- Entries supplied -

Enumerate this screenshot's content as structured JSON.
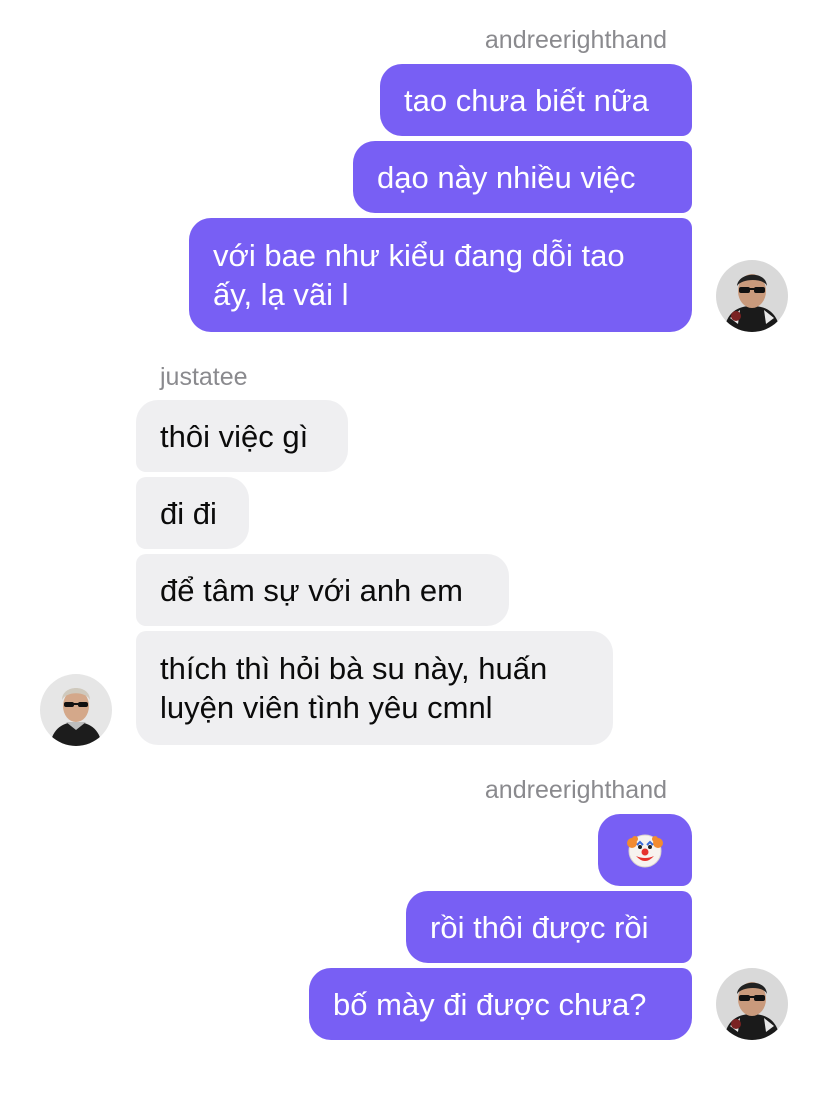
* * *
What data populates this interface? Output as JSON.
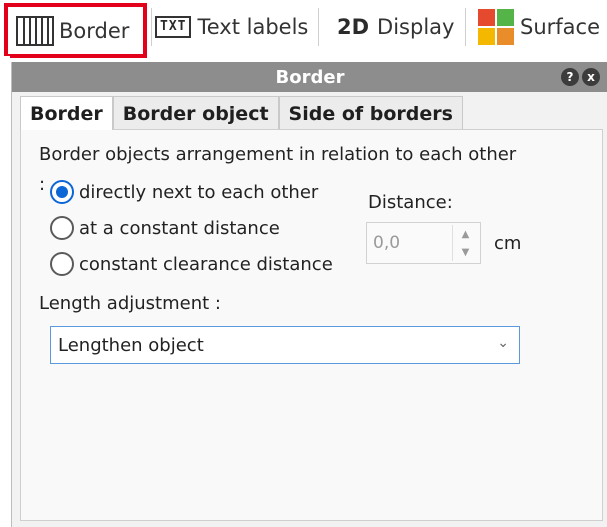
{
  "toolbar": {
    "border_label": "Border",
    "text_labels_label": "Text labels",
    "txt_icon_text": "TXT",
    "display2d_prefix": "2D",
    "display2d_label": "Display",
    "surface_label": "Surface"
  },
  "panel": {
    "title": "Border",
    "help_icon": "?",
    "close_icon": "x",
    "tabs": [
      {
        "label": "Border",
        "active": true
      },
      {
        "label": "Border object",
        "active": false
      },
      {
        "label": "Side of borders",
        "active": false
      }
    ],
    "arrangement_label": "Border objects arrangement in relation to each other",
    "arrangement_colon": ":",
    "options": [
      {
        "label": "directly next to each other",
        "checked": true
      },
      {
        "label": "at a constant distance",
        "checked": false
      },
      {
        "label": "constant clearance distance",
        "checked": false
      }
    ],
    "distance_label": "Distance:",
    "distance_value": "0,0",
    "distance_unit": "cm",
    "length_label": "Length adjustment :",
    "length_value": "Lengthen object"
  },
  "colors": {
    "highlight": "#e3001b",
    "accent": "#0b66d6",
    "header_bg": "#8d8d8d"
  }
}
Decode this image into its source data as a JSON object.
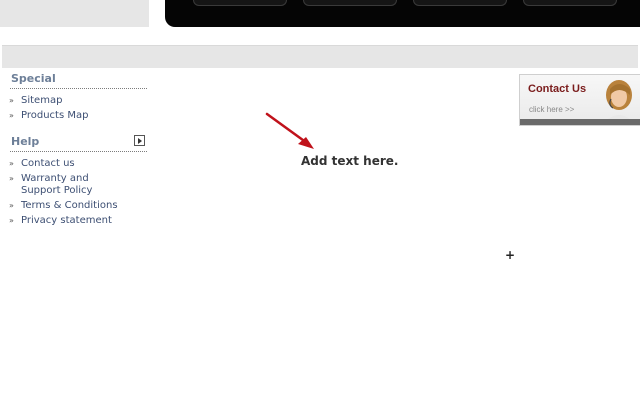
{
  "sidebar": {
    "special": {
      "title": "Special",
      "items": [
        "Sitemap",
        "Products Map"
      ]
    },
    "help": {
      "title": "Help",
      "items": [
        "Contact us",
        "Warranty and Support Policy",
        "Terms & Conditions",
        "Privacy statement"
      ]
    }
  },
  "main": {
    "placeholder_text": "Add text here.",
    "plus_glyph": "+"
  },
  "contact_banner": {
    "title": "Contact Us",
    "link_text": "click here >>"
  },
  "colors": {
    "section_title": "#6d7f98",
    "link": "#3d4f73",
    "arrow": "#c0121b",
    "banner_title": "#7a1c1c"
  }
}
--
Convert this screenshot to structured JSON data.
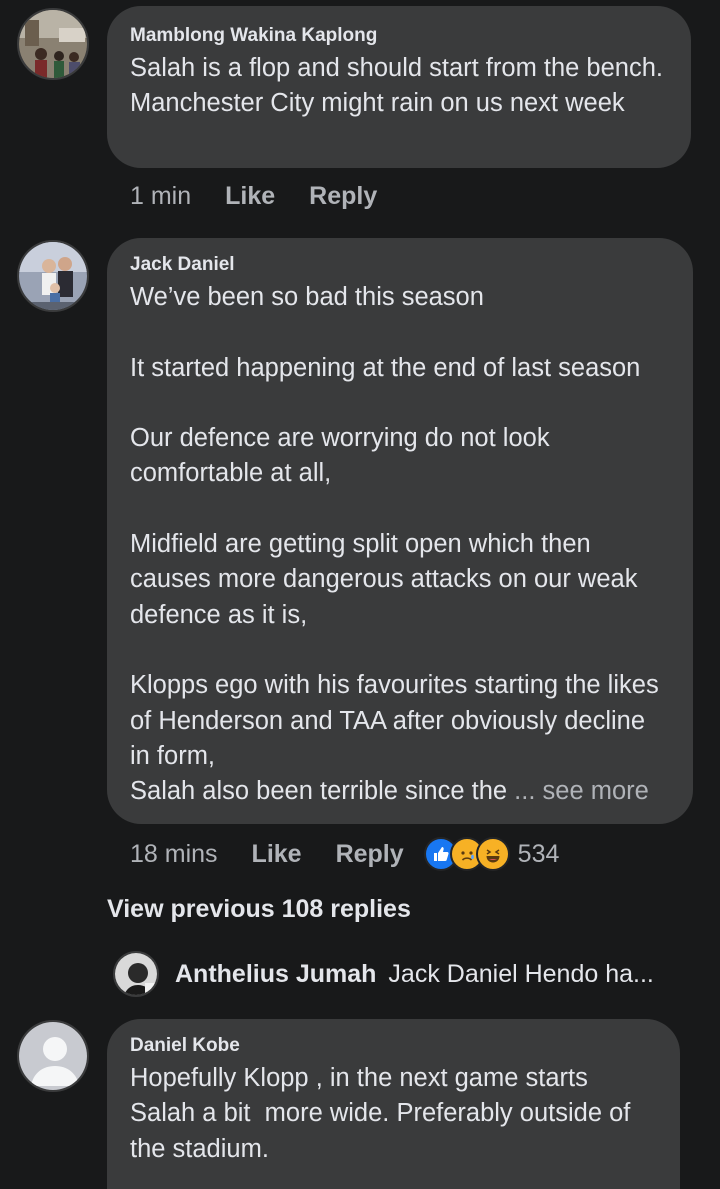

- Your goal -
Search the data above for lines holding "screenshot" and copy each of them.

- Written answer -
Enumerate this screenshot's content as structured JSON.
Convert this screenshot to structured JSON data.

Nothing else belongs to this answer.